Find the lines that include the string "data" and report how many there are. Give no other text.

-- Exercise materials --
------------
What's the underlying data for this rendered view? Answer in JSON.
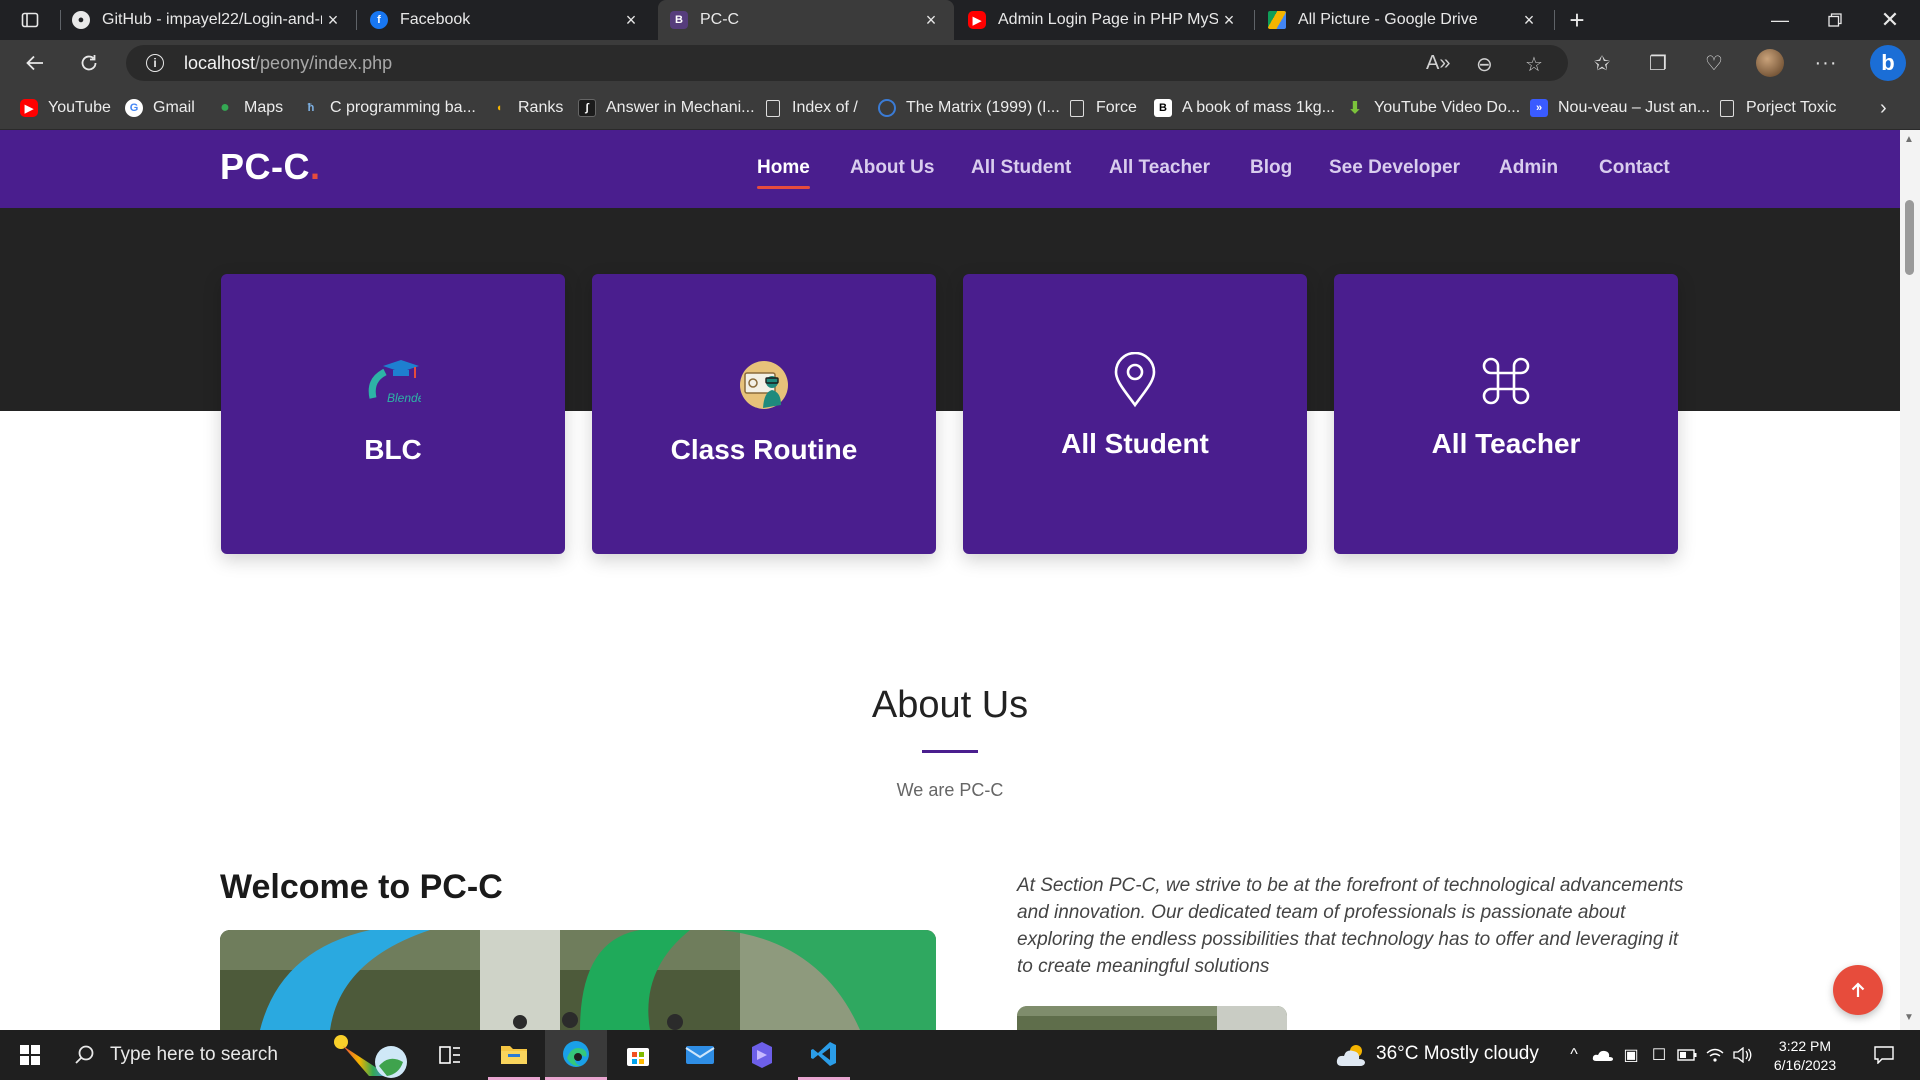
{
  "browser": {
    "tabs": [
      {
        "title": "GitHub - impayel22/Login-and-r",
        "icon": "github-icon",
        "active": false
      },
      {
        "title": "Facebook",
        "icon": "facebook-icon",
        "active": false
      },
      {
        "title": "PC-C",
        "icon": "bootstrap-icon",
        "active": true
      },
      {
        "title": "Admin Login Page in PHP MySQL",
        "icon": "youtube-icon",
        "active": false
      },
      {
        "title": "All Picture - Google Drive",
        "icon": "google-drive-icon",
        "active": false
      }
    ],
    "url_host": "localhost",
    "url_path": "/peony/index.php",
    "bookmarks": [
      {
        "label": "YouTube",
        "icon": "youtube-icon"
      },
      {
        "label": "Gmail",
        "icon": "google-icon"
      },
      {
        "label": "Maps",
        "icon": "maps-icon"
      },
      {
        "label": "C programming ba...",
        "icon": "site-icon"
      },
      {
        "label": "Ranks",
        "icon": "ranks-icon"
      },
      {
        "label": "Answer in Mechani...",
        "icon": "answer-icon"
      },
      {
        "label": "Index of /",
        "icon": "page-icon"
      },
      {
        "label": "The Matrix (1999) (I...",
        "icon": "matrix-icon"
      },
      {
        "label": "Force",
        "icon": "page-icon"
      },
      {
        "label": "A book of mass 1kg...",
        "icon": "brainly-icon"
      },
      {
        "label": "YouTube Video Do...",
        "icon": "download-icon"
      },
      {
        "label": "Nou-veau – Just an...",
        "icon": "nouveau-icon"
      },
      {
        "label": "Porject Toxic",
        "icon": "page-icon"
      }
    ]
  },
  "site": {
    "logo": "PC-C",
    "logo_dot": ".",
    "menu": [
      "Home",
      "About Us",
      "All Student",
      "All Teacher",
      "Blog",
      "See Developer",
      "Admin",
      "Contact"
    ],
    "active_menu": "Home",
    "cards": [
      {
        "title": "BLC",
        "icon": "blended-learning-icon"
      },
      {
        "title": "Class Routine",
        "icon": "class-routine-icon"
      },
      {
        "title": "All Student",
        "icon": "location-pin-icon"
      },
      {
        "title": "All Teacher",
        "icon": "command-icon"
      }
    ],
    "about": {
      "title": "About Us",
      "subtitle": "We are PC-C"
    },
    "welcome_title": "Welcome to PC-C",
    "intro": "At Section PC-C, we strive to be at the forefront of technological advancements and innovation. Our dedicated team of professionals is passionate about exploring the endless possibilities that technology has to offer and leveraging it to create meaningful solutions",
    "blc_icon_text": "Blended"
  },
  "taskbar": {
    "search_placeholder": "Type here to search",
    "weather": "36°C  Mostly cloudy",
    "time": "3:22 PM",
    "date": "6/16/2023"
  },
  "colors": {
    "brand_purple": "#4a1e8e",
    "accent_red": "#e74c3c",
    "hero_dark": "#232323"
  }
}
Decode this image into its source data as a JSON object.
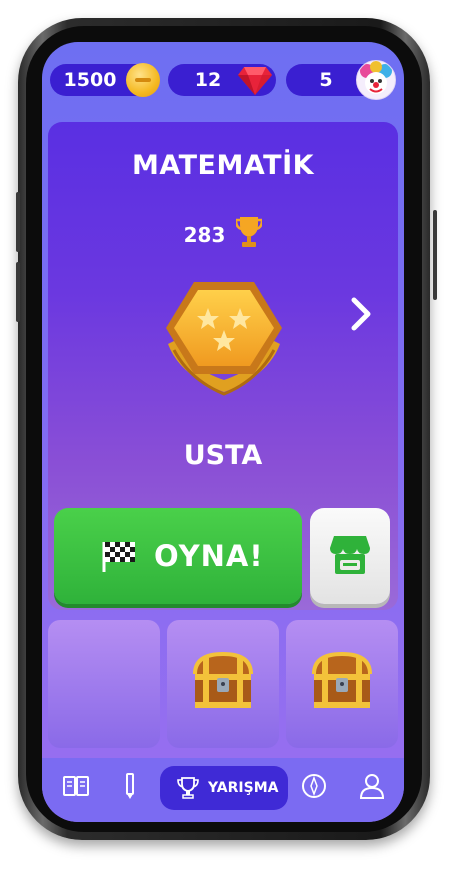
{
  "currency": {
    "coins": "1500",
    "gems": "12",
    "tickets": "5"
  },
  "card": {
    "subject": "MATEMATİK",
    "score": "283",
    "rank": "USTA",
    "play_label": "OYNA!"
  },
  "slots": [
    {
      "content": "empty"
    },
    {
      "content": "chest"
    },
    {
      "content": "chest"
    }
  ],
  "nav": {
    "active_label": "YARIŞMA",
    "items": [
      "book-icon",
      "pencil-icon",
      "trophy-icon",
      "compass-icon",
      "profile-icon"
    ]
  },
  "colors": {
    "coin": "#f5b921",
    "gem": "#e8233a",
    "play": "#3bc043",
    "nav_active": "#3f2ad6"
  }
}
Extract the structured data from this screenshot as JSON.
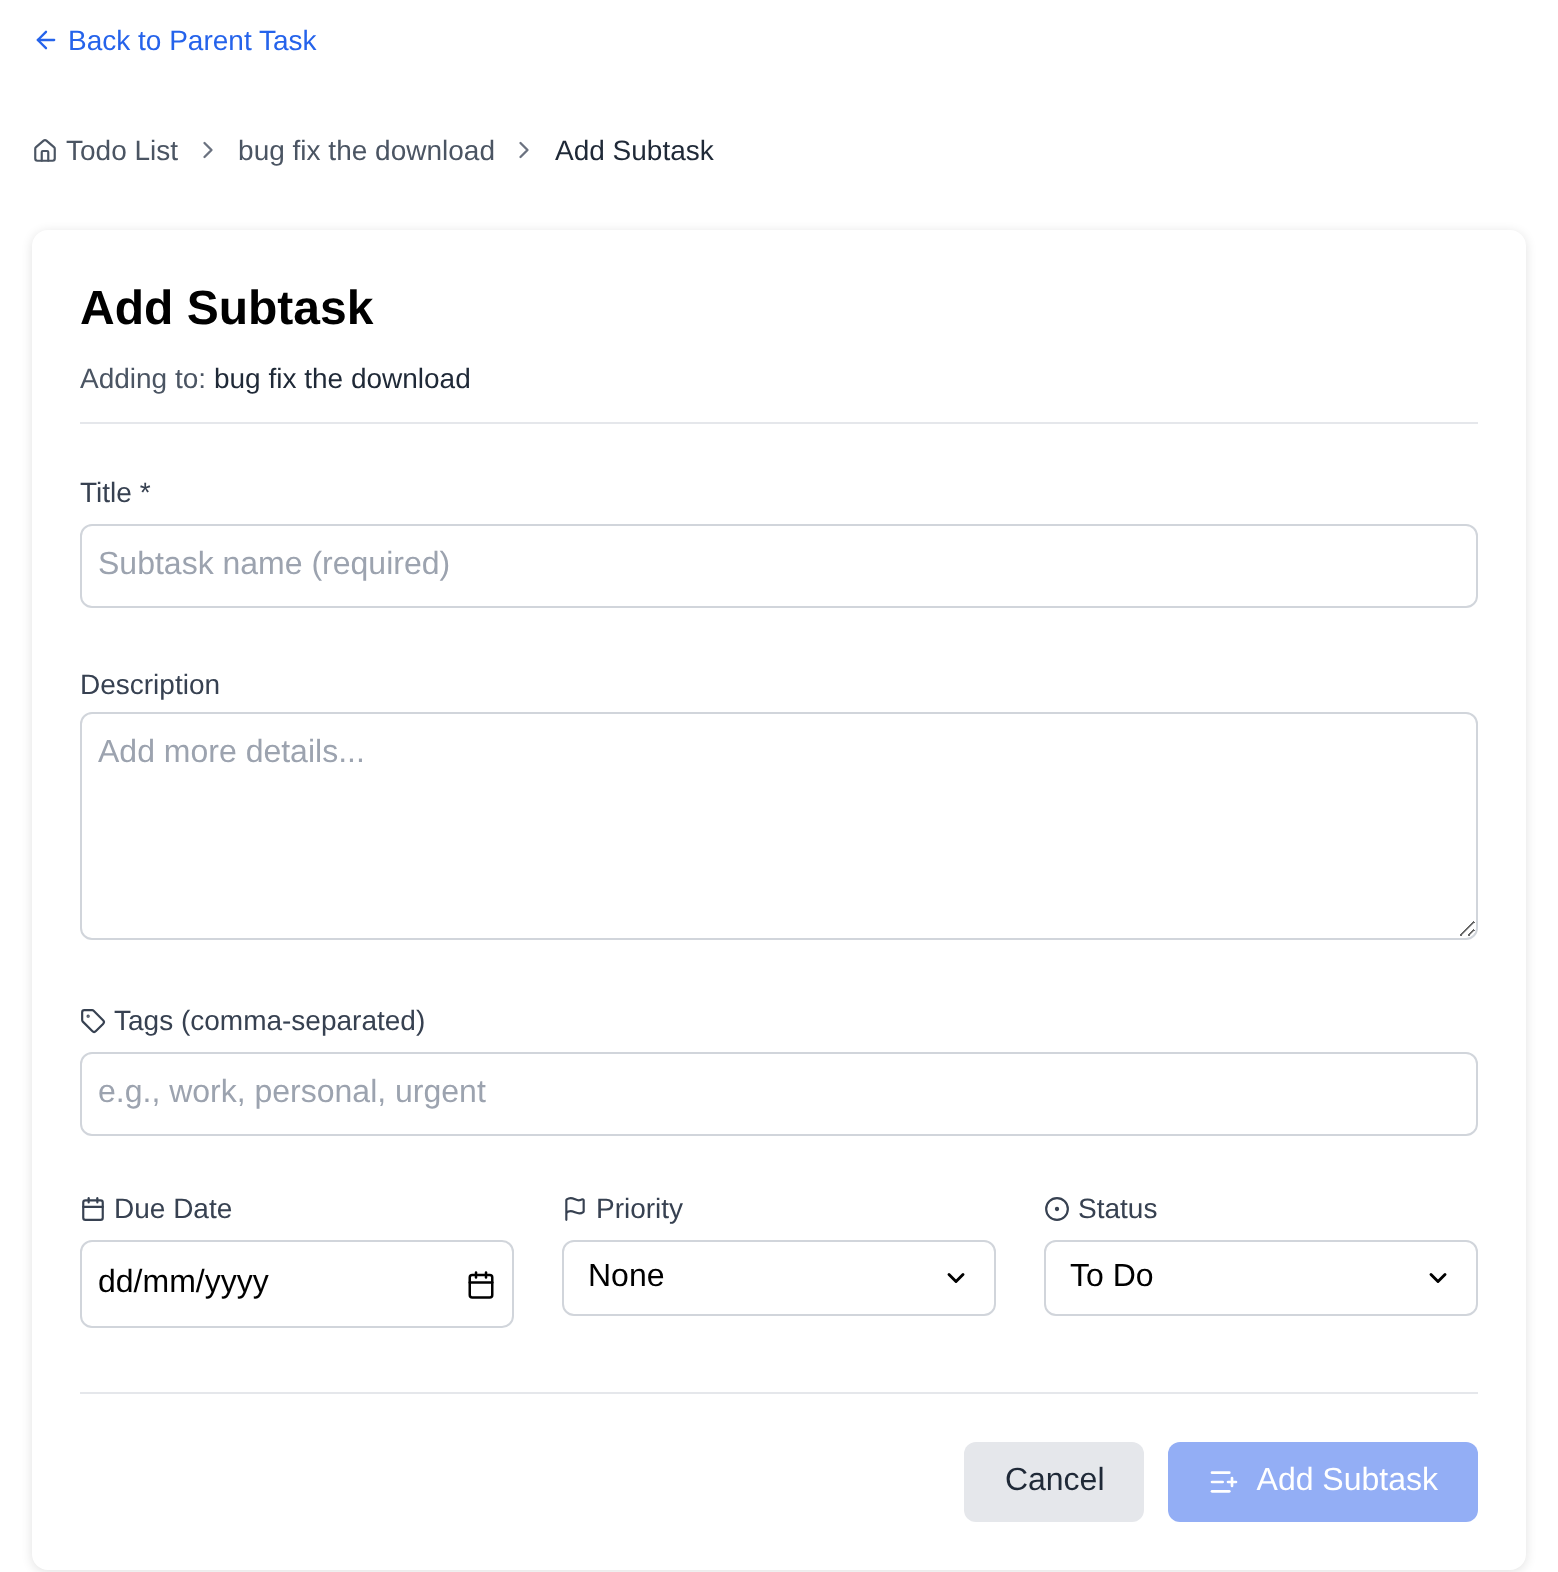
{
  "back_link": "Back to Parent Task",
  "breadcrumb": [
    {
      "label": "Todo List",
      "kind": "home"
    },
    {
      "label": "bug fix the download",
      "kind": "link"
    },
    {
      "label": "Add Subtask",
      "kind": "current"
    }
  ],
  "form": {
    "title": "Add Subtask",
    "subtitle_prefix": "Adding to:",
    "subtitle_parent": "bug fix the download",
    "title_field": {
      "label": "Title *",
      "placeholder": "Subtask name (required)"
    },
    "description_field": {
      "label": "Description",
      "placeholder": "Add more details..."
    },
    "tags_field": {
      "label": "Tags (comma-separated)",
      "placeholder": "e.g., work, personal, urgent"
    },
    "due_date": {
      "label": "Due Date",
      "value": "dd/mm/yyyy"
    },
    "priority": {
      "label": "Priority",
      "value": "None"
    },
    "status": {
      "label": "Status",
      "value": "To Do"
    },
    "cancel_button": "Cancel",
    "submit_button": {
      "label": "Add Subtask",
      "disabled": true
    }
  }
}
------------
-- Written solution --
3